**WRITTEN TASK:** Copy out the data below as written; omit any images.
— Start GIVEN INFORMATION —
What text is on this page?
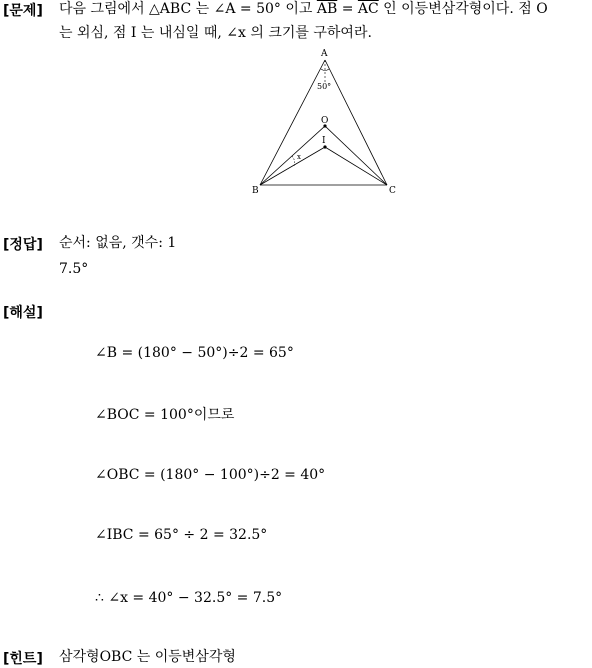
[문제] 다음 그림에서 △ABC 는 ∠A = 50° 이고 $\overline{AB} = \overline{AC}$ 인 이등변삼각형이다. 점 O
는 외심, 점 I 는 내심일 때, ∠x 의 크기를 구하여라.
A
B	C
O
I
50°
x
[정답] 순서: 없음, 갯수: 1
7.5°
[해설]
∠B = (180° − 50°)÷2 = 65°
∠BOC = 100°이므로
∠OBC = (180° − 100°)÷2 = 40°
∠IBC = 65° ÷ 2 = 32.5°
∴ ∠x = 40° − 32.5° = 7.5°
[힌트] 삼각형OBC 는 이등변삼각형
— End GIVEN INFORMATION —
**COMPLETED EXERCISE:**
What text is on this page?
[문제] 다음 그림에서 △ABC 는 ∠A = 50° 이고 $\overline{AB} = \overline{AC}$ 인 이등변삼각형이다. 점 O
는 외심, 점 I 는 내심일 때, ∠x 의 크기를 구하여라.
A
B	C
O
I
50°
x
[정답] 순서: 없음, 갯수: 1
7.5°
[해설]
∠B = (180° − 50°)÷2 = 65°
∠BOC = 100°이므로
∠OBC = (180° − 100°)÷2 = 40°
∠IBC = 65° ÷ 2 = 32.5°
∴ ∠x = 40° − 32.5° = 7.5°
[힌트] 삼각형OBC 는 이등변삼각형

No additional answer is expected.